Passage shown below:

3. Results and Discussion
3.1. Univariate Analysis
To evaluate the maturity stage of plums along the different weeks by univariate analysis, mean values of different channels R, G and B were obtained for each week, considering three replicates of samples (and three images per sample). Hence, the ratio values were calculated for each channel. The evolution of R, G, and B ratios along the maturation stage is shown in Figure 2A, Figure 2B and Figure 2C, respectively. In this first approach, it is worth highlighting that in the fourth week the ratio of the green channel (Figure 2B) reaches a maximum, while the blue channel ratio (Figure 2C) reaches a minimum, even when this change is not appreciable to the naked eye. These results might be due to a change in the maturity stage, where the main phytochemicals, as chlorophylls, have an important decrease, and anthocyanins present an increase [3,4]. In addition, it can be observed that variability among the same week increases from the fourth week, as shown by the error bars in Figure 2A–C. Otherwise, red channel (Figure 2A) shows a slight increase in the time. This trend might be explained as a decrease of chlorophyll content since, as mentioned in other studies, red is the complementary of the green wavelength of the chlorophyll [14].
After a qualitative exploration of data, a quantitative approach was performed with the same data. Figure 2D–F and Table 1 show the results obtained for the regression curve of each channel. As observed, G and B channels (Figure 2E,F) were not suitable for the quantification of total chlorophylls. However, the R channel (Figure 2D) offered good results with R2 = 0.89, RMSEP = 9.42 μg/mL and REP = 13%.
These results agree with other studies performed to estimate total chlorophylls in potato plants [27], sugar beet leaves [28] and betel vine [29] using R, G, and B brightness ratio. Furthermore, fluorescence studies with an optic fiber previously done and reported in the same samples [10] showed that factors obtained from PARAFAC, and associated with chlorophyll a and chlorophyll b, showed a similar trend during the maturation process, which suggest that the increase in the red value is related with the decreasing in chlorophyll concentration. This methodology can be considered simple and reliable for this purpose.

End of Passage shown.

→ Problems and tasks
1 – The passage on plum maturity cites other studies that estimated total chlorophylls using R, G, and B brightness ratios. List the plant materials those studies examined.
2 – Continue the passage on plum maturity from its last sentence.

Information provided below:

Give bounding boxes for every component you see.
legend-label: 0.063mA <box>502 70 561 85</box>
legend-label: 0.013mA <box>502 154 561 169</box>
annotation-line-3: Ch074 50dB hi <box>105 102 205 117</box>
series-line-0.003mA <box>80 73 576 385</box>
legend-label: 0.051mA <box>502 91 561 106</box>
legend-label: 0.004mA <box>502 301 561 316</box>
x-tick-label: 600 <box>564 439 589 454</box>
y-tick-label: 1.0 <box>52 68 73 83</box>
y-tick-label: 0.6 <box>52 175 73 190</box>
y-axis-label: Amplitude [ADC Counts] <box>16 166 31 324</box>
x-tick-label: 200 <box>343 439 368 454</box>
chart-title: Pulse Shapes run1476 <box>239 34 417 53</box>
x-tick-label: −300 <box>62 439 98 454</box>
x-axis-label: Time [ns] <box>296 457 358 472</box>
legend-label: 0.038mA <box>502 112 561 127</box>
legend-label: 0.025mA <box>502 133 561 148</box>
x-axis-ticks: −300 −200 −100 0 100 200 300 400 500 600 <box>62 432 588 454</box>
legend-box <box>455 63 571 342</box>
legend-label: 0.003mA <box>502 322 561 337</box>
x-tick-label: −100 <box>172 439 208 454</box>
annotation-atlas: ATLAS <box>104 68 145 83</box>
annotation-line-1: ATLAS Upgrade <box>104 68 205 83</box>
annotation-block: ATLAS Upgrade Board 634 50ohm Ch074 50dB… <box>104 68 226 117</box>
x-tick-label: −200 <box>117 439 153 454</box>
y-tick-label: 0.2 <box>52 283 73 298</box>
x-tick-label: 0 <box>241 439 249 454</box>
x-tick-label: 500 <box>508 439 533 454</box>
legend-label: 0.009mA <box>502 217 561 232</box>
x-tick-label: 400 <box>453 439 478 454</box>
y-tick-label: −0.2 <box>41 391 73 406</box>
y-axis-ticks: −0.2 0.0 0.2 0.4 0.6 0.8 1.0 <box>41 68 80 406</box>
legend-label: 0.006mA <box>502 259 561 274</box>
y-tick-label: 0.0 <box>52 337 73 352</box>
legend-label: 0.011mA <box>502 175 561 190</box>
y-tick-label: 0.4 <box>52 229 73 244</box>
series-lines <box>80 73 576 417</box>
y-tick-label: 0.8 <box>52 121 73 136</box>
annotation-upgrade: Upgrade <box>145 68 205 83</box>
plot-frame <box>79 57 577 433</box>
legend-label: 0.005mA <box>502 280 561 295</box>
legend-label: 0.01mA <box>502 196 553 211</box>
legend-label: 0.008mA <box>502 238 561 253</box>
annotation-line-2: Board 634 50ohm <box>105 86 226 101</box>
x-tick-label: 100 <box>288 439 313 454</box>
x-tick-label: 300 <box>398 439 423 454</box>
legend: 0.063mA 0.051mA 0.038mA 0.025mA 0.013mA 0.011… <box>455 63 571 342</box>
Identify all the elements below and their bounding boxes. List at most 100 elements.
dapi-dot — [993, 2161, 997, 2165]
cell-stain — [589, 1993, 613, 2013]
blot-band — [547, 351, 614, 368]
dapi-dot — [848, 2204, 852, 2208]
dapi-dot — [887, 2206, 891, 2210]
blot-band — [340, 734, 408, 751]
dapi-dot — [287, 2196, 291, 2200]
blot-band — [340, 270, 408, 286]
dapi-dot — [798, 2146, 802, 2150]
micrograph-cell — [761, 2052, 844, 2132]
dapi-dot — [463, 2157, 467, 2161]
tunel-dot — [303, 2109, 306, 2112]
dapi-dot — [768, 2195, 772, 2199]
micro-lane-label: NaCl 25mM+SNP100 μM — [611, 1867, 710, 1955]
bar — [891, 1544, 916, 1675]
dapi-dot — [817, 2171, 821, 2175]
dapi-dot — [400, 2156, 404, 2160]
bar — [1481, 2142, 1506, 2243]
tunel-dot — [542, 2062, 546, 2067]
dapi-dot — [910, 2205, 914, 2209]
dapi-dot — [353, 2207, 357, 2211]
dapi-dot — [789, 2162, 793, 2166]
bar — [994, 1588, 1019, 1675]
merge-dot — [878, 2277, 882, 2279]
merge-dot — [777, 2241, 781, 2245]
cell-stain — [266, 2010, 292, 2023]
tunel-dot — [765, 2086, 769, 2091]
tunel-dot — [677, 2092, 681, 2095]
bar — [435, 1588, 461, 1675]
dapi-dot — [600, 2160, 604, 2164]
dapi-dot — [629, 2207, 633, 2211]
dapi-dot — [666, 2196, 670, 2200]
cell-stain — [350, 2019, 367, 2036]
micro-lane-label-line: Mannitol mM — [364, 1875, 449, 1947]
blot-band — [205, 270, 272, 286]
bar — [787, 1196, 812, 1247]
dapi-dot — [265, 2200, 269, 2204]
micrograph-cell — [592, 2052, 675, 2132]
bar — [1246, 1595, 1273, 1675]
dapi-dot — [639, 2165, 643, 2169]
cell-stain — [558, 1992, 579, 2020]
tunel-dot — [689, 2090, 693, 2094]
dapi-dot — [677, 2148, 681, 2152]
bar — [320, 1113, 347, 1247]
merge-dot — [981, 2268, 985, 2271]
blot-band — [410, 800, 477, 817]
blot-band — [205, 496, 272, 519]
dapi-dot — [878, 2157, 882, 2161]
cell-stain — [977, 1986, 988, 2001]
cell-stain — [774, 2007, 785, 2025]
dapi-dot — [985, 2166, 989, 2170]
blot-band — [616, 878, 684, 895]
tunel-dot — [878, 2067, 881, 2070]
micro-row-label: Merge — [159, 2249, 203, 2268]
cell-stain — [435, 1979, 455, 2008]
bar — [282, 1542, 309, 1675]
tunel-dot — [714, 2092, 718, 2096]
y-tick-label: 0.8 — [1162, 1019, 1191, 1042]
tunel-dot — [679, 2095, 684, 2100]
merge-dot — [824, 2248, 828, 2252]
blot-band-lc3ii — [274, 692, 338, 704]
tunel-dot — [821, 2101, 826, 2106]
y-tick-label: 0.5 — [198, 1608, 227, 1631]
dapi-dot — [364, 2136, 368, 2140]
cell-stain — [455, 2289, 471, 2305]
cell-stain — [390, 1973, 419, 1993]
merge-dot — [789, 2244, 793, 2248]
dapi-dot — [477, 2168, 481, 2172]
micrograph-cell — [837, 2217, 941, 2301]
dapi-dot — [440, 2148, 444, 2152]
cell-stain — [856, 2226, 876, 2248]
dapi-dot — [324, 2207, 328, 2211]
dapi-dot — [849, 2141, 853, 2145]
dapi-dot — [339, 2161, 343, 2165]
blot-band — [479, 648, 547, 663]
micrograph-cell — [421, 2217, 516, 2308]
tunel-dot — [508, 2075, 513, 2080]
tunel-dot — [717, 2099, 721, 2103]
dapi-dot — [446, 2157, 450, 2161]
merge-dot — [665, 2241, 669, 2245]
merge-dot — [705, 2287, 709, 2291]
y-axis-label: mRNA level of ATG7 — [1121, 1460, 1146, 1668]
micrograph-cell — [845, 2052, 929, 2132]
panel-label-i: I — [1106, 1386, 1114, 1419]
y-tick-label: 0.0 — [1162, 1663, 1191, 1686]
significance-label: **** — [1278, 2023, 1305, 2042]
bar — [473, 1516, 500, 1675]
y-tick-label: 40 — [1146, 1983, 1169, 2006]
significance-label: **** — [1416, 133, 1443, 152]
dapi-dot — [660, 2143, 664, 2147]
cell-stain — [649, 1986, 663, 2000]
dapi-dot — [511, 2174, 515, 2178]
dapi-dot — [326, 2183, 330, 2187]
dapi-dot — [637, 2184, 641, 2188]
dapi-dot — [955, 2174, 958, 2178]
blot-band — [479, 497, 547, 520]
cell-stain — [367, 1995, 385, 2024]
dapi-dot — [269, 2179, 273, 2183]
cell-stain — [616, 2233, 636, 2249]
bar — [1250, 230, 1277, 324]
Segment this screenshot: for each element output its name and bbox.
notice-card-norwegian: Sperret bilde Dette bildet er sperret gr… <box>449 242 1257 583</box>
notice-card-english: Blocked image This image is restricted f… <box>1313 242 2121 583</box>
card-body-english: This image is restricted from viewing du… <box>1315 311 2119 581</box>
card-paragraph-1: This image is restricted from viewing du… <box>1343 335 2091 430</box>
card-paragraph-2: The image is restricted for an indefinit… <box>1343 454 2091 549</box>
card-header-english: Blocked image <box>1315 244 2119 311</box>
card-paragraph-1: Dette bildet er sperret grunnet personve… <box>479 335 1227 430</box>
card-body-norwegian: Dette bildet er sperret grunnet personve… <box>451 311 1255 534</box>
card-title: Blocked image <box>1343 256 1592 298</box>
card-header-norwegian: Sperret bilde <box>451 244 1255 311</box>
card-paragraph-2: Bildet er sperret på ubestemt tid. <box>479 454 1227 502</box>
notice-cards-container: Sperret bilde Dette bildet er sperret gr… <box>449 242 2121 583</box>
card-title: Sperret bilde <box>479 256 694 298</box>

End of Information provided.

→ Responses by task
1 – Potato plants, sugar beet leaves, betel vine

2 –
3.2. First-Order Multivariate Analysis
To perform multivariate analysis, mean histograms (plums harvested same week) of each channel (R, G and B), and three channels together (RGB histograms) were considered. As mentioned before, the matrix was a 24 × 256 data matrix, where 24 was the number of samples and 256 the frequency of each of the 256 possible intensity values of R, G, B and RGB channels. Firstly, a visual exploration of data was performed, as can be seen in Figure 3A–D. During the time, the G channel (Figure 3B) presents higher frequencies in the lower intensity of the channel, from the first week, with the highest frequency around 112, to the seventh week, with higher frequencies between 10 to 30. This change might be because the green colour changes to dark green with time. Then, the red/purple colour appears when chlorophylls decrease and anthocyanins increase, which increases the absorption of green wavelengths and the reflexion of red wavelengths. On the other hand, the R channel (Figure 3A) presents a different change. It presents higher frequencies in the lower intensities (around 64), for the first week, and higher frequencies in the higher intensities (around 80) for the seventh week. In the case of B channel, this change is not observed so clearly.
With this, PCA was performed, and samples were coloured according to date of harvesting, before (red colour) or after (blue colour) the fourth week. The obtained scores for the two first components are represented in Figure 3E–H for each channel (R, G, B and RGB). As observed in Figure 3F, a trend in the distribution was observed, mainly in the G channel, when scores for the two first components were plotted. In this case, the two first components explained the 76% of the total variance, being the PC1 which explained the clustering of samples. This trend is more marked in the case of RGB considered together (Figure 3H), being the clustering due to the second component, which explained only 15% of the variance. Loadings for the first or second component are shown in Figure 3I–L. It can be observed that the most variables influencing the separation of samples are those corresponding with the RGB channel (Figure 3H) and with intensities around 66–68 and 110–112. This result was expected, presenting samples in the first four weeks with higher frequencies around these intensities for the red and green channel.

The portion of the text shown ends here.